**To do**
Check every line below for the word "title" and show those that hold it.

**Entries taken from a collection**
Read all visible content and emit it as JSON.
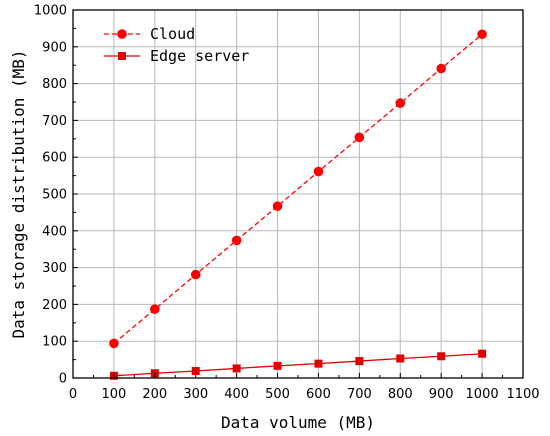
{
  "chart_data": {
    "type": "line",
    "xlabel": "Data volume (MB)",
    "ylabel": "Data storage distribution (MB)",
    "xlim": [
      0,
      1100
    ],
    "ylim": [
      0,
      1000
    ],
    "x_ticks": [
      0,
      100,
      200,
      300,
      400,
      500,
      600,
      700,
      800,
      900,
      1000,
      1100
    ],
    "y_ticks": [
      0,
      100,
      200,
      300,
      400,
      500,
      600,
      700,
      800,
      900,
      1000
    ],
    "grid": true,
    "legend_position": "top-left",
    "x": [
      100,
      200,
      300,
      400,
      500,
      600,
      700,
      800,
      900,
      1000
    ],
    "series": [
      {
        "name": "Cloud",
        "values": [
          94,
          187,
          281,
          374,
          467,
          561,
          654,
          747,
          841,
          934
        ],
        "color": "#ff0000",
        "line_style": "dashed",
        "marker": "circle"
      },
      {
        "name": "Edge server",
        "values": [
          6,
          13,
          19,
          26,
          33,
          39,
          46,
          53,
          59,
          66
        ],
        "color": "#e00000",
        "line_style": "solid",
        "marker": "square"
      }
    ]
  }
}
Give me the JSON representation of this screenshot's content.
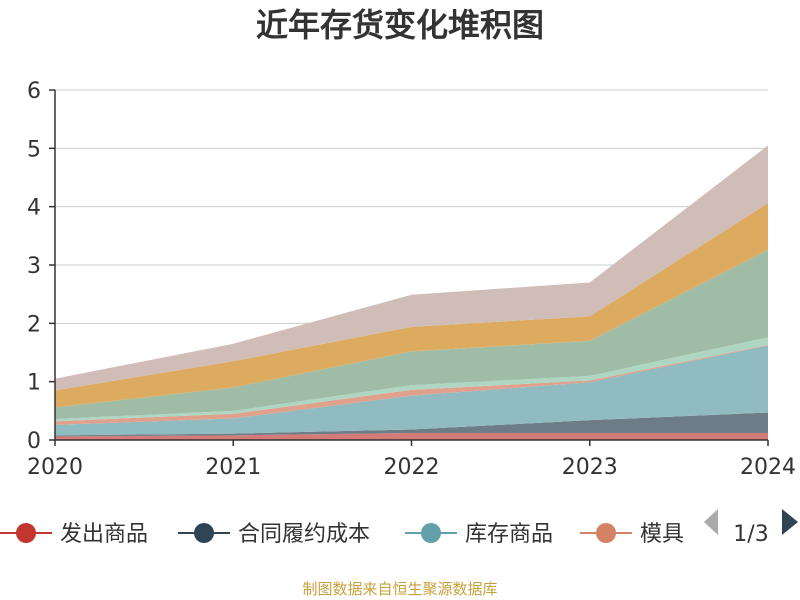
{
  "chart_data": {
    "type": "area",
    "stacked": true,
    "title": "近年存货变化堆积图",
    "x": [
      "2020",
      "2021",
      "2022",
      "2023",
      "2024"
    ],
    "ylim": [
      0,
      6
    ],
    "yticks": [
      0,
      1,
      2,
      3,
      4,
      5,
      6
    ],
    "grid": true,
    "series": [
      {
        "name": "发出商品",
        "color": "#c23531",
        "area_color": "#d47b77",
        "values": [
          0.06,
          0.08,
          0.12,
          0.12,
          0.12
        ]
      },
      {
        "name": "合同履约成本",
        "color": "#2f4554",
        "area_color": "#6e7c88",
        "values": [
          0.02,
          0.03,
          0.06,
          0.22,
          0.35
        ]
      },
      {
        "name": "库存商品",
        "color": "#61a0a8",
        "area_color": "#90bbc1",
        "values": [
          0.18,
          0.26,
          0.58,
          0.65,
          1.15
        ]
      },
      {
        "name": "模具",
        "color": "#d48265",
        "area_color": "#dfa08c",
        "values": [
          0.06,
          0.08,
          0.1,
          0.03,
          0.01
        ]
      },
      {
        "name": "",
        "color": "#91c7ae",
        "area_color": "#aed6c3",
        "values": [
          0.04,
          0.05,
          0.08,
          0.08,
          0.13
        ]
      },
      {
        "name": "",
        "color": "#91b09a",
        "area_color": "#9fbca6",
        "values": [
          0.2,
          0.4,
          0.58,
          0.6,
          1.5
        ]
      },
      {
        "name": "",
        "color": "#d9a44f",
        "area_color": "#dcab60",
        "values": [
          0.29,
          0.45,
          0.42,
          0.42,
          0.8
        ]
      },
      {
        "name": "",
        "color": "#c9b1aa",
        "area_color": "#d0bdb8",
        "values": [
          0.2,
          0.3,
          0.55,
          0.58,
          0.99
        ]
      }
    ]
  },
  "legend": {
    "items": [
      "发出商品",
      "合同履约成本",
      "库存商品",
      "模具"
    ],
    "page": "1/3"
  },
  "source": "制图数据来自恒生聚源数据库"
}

--

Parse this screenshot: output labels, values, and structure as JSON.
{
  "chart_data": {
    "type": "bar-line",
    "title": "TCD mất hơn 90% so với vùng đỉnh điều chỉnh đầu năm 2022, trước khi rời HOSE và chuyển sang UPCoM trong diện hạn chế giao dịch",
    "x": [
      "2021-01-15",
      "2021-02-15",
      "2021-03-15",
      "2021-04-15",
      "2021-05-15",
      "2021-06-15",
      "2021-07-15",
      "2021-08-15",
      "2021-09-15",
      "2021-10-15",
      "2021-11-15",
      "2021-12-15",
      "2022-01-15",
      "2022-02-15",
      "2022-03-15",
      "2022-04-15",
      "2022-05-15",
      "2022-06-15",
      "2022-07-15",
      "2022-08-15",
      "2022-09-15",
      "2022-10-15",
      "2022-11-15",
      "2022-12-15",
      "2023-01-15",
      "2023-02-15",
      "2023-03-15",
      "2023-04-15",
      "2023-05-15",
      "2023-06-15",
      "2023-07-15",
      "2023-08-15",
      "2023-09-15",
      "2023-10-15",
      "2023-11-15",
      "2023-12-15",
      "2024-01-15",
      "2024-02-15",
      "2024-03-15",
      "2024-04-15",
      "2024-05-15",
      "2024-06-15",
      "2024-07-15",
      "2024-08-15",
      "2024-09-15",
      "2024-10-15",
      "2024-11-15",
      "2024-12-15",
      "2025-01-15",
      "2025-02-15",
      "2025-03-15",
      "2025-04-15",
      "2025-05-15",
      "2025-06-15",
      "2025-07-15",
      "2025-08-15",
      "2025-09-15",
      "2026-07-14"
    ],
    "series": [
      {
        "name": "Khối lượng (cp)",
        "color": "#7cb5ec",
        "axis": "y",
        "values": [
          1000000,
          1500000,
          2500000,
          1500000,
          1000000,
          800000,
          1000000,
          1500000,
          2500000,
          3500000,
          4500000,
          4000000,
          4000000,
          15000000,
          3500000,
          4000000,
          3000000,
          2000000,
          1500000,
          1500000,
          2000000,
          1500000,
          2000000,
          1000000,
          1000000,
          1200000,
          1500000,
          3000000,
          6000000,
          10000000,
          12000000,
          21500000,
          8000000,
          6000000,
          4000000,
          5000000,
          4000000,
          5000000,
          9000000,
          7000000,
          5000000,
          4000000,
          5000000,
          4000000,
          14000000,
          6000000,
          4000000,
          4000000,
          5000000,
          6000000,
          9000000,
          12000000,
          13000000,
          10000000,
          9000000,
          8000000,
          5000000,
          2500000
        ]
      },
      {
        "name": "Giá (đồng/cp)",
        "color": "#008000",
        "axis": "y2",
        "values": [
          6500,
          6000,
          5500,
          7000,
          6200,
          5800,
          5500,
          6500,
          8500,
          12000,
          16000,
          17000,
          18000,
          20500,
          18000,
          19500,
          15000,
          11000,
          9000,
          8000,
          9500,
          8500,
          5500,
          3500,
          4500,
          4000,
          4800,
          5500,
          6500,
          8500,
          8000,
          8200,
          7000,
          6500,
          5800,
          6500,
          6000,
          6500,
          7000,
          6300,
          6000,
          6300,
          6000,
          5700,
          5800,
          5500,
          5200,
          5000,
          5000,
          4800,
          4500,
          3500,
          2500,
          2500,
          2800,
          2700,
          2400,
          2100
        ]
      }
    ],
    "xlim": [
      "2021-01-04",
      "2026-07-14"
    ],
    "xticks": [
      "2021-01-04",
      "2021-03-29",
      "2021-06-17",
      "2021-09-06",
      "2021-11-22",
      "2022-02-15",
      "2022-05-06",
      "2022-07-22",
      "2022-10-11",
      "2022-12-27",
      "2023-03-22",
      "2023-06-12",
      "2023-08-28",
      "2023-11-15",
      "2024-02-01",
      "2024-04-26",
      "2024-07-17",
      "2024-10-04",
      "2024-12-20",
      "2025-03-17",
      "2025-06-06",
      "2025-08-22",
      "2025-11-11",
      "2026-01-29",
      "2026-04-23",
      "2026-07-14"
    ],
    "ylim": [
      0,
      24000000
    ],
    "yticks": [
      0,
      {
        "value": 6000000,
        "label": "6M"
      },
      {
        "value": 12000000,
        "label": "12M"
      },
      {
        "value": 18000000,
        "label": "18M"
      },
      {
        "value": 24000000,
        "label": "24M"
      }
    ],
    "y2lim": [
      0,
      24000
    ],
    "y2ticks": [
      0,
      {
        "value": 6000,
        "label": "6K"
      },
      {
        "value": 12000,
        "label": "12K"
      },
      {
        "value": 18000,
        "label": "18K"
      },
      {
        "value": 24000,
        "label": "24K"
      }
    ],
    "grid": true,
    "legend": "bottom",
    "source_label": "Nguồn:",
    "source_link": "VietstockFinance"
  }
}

**Solved exercise**
    "title": "近年存货变化堆积图",
    "title": "TCD mất hơn 90% so với vùng đỉnh điều chỉnh đầu năm 2022, trước khi rời HOSE và chuyển sang UPCoM trong diện hạn chế giao dịch",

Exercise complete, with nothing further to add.